What you should do: Go through the material below and copy each line where the word "emniyet" appears.

--- BEGIN ---

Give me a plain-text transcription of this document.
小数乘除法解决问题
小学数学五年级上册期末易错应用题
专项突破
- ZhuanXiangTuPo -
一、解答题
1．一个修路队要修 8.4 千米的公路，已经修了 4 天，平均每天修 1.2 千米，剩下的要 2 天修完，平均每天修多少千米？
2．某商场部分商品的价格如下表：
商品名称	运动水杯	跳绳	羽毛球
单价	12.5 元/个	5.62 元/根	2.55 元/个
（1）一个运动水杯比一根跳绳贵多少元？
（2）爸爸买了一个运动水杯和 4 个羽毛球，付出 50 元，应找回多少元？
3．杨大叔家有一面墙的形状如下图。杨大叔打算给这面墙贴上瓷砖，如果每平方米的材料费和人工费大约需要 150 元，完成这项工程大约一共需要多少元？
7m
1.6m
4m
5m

--- END ---
--- BEGIN ---

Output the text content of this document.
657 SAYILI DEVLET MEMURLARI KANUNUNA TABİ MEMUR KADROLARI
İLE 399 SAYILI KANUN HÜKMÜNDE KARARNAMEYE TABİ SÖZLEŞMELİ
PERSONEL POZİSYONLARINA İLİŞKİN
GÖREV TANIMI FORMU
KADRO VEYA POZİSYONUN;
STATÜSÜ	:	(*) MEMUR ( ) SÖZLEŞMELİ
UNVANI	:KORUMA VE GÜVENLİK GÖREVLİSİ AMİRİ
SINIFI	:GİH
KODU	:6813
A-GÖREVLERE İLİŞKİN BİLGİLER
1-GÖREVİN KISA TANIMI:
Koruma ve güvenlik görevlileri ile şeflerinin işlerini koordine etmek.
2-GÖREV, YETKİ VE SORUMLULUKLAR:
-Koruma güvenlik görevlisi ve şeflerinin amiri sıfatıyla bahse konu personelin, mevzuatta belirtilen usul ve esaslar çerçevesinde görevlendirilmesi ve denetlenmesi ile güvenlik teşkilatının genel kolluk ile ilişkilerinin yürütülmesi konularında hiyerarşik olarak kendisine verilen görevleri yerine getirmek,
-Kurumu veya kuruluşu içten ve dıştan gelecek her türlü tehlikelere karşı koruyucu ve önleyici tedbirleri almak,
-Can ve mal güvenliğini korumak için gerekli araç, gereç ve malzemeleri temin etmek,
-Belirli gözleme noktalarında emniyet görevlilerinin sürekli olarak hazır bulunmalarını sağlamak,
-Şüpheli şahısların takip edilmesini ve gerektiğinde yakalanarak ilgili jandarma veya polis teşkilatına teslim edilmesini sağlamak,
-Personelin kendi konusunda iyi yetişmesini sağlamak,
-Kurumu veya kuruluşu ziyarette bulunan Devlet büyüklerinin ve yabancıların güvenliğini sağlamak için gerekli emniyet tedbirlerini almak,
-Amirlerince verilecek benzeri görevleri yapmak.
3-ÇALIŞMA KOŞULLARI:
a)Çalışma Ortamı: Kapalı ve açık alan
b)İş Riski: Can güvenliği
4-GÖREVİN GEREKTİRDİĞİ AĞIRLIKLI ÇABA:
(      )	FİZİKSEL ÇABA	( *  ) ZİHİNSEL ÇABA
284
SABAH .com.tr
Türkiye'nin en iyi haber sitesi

--- END ---

Correct response:
-Belirli gözleme noktalarında emniyet görevlilerinin sürekli olarak hazır bulunmalarını sağlamak,
-Kurumu veya kuruluşu ziyarette bulunan Devlet büyüklerinin ve yabancıların güvenliğini sağlamak için gerekli emniyet tedbirlerini almak,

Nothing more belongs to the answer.